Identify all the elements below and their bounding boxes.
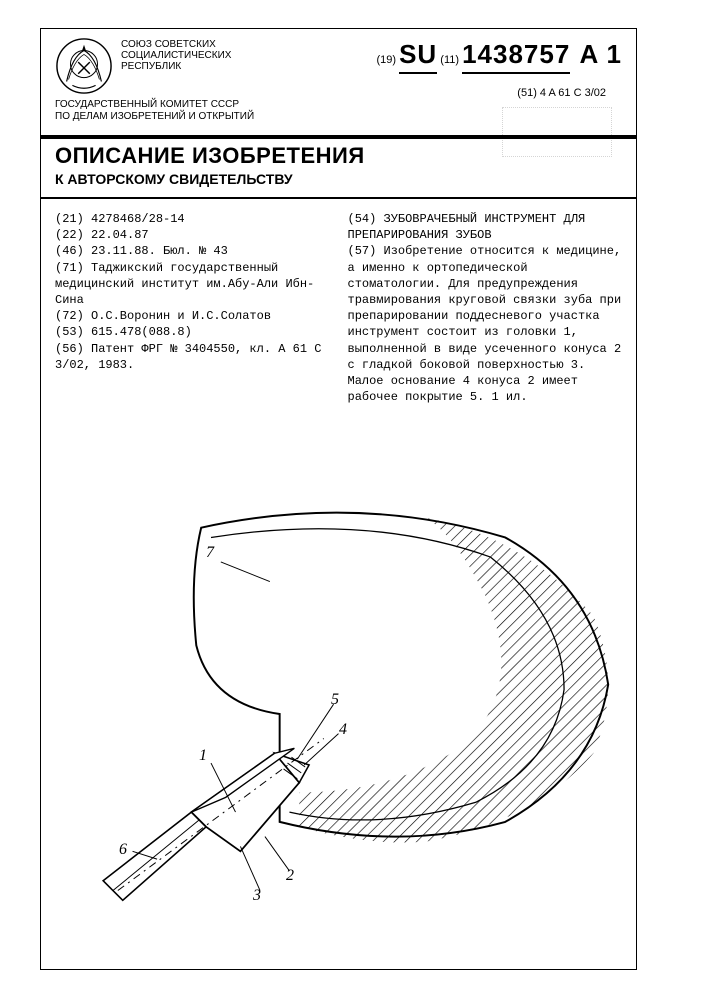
ref-4: 4 <box>339 721 347 739</box>
figure-area: 7 1 5 4 2 3 6 <box>41 459 636 969</box>
field-56: (56) Патент ФРГ № 3404550, кл. A 61 C 3/… <box>55 341 330 373</box>
field-72: (72) О.С.Воронин и И.С.Солатов <box>55 308 330 324</box>
committee-line2: ПО ДЕЛАМ ИЗОБРЕТЕНИЙ И ОТКРЫТИЙ <box>55 111 254 123</box>
pub-prefix: (19) <box>376 54 396 66</box>
patent-figure <box>41 459 636 969</box>
ref-7: 7 <box>206 544 214 562</box>
field-46: (46) 23.11.88. Бюл. № 43 <box>55 243 330 259</box>
field-22: (22) 22.04.87 <box>55 227 330 243</box>
pub-number: 1438757 <box>462 39 570 74</box>
committee-line1: ГОСУДАРСТВЕННЫЙ КОМИТЕТ СССР <box>55 99 254 111</box>
page-frame: СОЮЗ СОВЕТСКИХ СОЦИАЛИСТИЧЕСКИХ РЕСПУБЛИ… <box>40 28 637 970</box>
title-main: ОПИСАНИЕ ИЗОБРЕТЕНИЯ <box>55 143 622 169</box>
union-line3: РЕСПУБЛИК <box>121 61 231 72</box>
ref-1: 1 <box>199 747 207 765</box>
ipc-code: A 61 C 3/02 <box>549 87 607 99</box>
pub-su: SU <box>399 39 437 74</box>
rule-thin <box>41 197 636 199</box>
field-71: (71) Таджикский государственный медицинс… <box>55 260 330 309</box>
field-57: (57) Изобретение относится к медицине, а… <box>348 243 623 405</box>
pub-suffix: A 1 <box>580 39 623 72</box>
ussr-emblem-icon <box>55 37 113 95</box>
title-sub: К АВТОРСКОМУ СВИДЕТЕЛЬСТВУ <box>55 171 622 187</box>
ref-5: 5 <box>331 691 339 709</box>
left-column: (21) 4278468/28-14 (22) 22.04.87 (46) 23… <box>55 211 330 405</box>
header: СОЮЗ СОВЕТСКИХ СОЦИАЛИСТИЧЕСКИХ РЕСПУБЛИ… <box>41 29 636 127</box>
field-53: (53) 615.478(088.8) <box>55 324 330 340</box>
publication-number: (19) SU (11) 1438757 A 1 <box>376 39 622 74</box>
title-block: ОПИСАНИЕ ИЗОБРЕТЕНИЯ К АВТОРСКОМУ СВИДЕТ… <box>55 143 622 187</box>
union-line1: СОЮЗ СОВЕТСКИХ <box>121 39 231 50</box>
union-text: СОЮЗ СОВЕТСКИХ СОЦИАЛИСТИЧЕСКИХ РЕСПУБЛИ… <box>121 39 231 72</box>
ipc-class: (51) 4 A 61 C 3/02 <box>517 87 606 99</box>
ref-3: 3 <box>253 887 261 905</box>
pub-mid: (11) <box>440 54 459 66</box>
field-21: (21) 4278468/28-14 <box>55 211 330 227</box>
right-column: (54) ЗУБОВРАЧЕБНЫЙ ИНСТРУМЕНТ ДЛЯ ПРЕПАР… <box>348 211 623 405</box>
ref-6: 6 <box>119 841 127 859</box>
rule-thick <box>41 135 636 139</box>
ipc-prefix: (51) 4 <box>517 87 546 99</box>
union-line2: СОЦИАЛИСТИЧЕСКИХ <box>121 50 231 61</box>
ref-2: 2 <box>286 867 294 885</box>
biblio-columns: (21) 4278468/28-14 (22) 22.04.87 (46) 23… <box>55 211 622 405</box>
field-54: (54) ЗУБОВРАЧЕБНЫЙ ИНСТРУМЕНТ ДЛЯ ПРЕПАР… <box>348 211 623 243</box>
committee: ГОСУДАРСТВЕННЫЙ КОМИТЕТ СССР ПО ДЕЛАМ ИЗ… <box>55 99 254 122</box>
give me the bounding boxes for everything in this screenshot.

* _EXERCISE REQUIREMENTS_
Put the lines from the one containing "ref-4: 4 <box>339 721 347 739</box>" through the one containing "publication-number: (19) SU", both included, into a numbered list, omitting blank lines.

* _CORRECT ANSWER_
1. ref-4: 4 <box>339 721 347 739</box>
2. figure-area: 7 1 5 4 2 3 6 <box>41 459 636 969</box>
3. field-56: (56) Патент ФРГ № 3404550, кл. A 61 C 3/… <box>55 341 330 373</box>
4. field-72: (72) О.С.Воронин и И.С.Солатов <box>55 308 330 324</box>
5. committee-line2: ПО ДЕЛАМ ИЗОБРЕТЕНИЙ И ОТКРЫТИЙ <box>55 111 254 123</box>
6. pub-prefix: (19) <box>376 54 396 66</box>
7. patent-figure <box>41 459 636 969</box>
8. ref-7: 7 <box>206 544 214 562</box>
9. field-46: (46) 23.11.88. Бюл. № 43 <box>55 243 330 259</box>
10. field-22: (22) 22.04.87 <box>55 227 330 243</box>
11. pub-number: 1438757 <box>462 39 570 74</box>
12. committee-line1: ГОСУДАРСТВЕННЫЙ КОМИТЕТ СССР <box>55 99 254 111</box>
13. page-frame: СОЮЗ СОВЕТСКИХ СОЦИАЛИСТИЧЕСКИХ РЕСПУБЛИ… <box>40 28 637 970</box>
14. title-main: ОПИСАНИЕ ИЗОБРЕТЕНИЯ <box>55 143 622 169</box>
15. union-line3: РЕСПУБЛИК <box>121 61 231 72</box>
16. ref-1: 1 <box>199 747 207 765</box>
17. ipc-code: A 61 C 3/02 <box>549 87 607 99</box>
18. pub-su: SU <box>399 39 437 74</box>
19. rule-thin <box>41 197 636 199</box>
20. field-71: (71) Таджикский государственный медицинс… <box>55 260 330 309</box>
21. field-57: (57) Изобретение относится к медицине, а… <box>348 243 623 405</box>
22. pub-suffix: A 1 <box>580 39 623 72</box>
23. ussr-emblem-icon <box>55 37 113 95</box>
24. title-sub: К АВТОРСКОМУ СВИДЕТЕЛЬСТВУ <box>55 171 622 187</box>
25. ref-5: 5 <box>331 691 339 709</box>
26. left-column: (21) 4278468/28-14 (22) 22.04.87 (46) 23… <box>55 211 330 405</box>
27. header: СОЮЗ СОВЕТСКИХ СОЦИАЛИСТИЧЕСКИХ РЕСПУБЛИ… <box>41 29 636 127</box>
28. field-53: (53) 615.478(088.8) <box>55 324 330 340</box>
29. publication-number: (19) SU (11) 1438757 A 1 <box>376 39 622 74</box>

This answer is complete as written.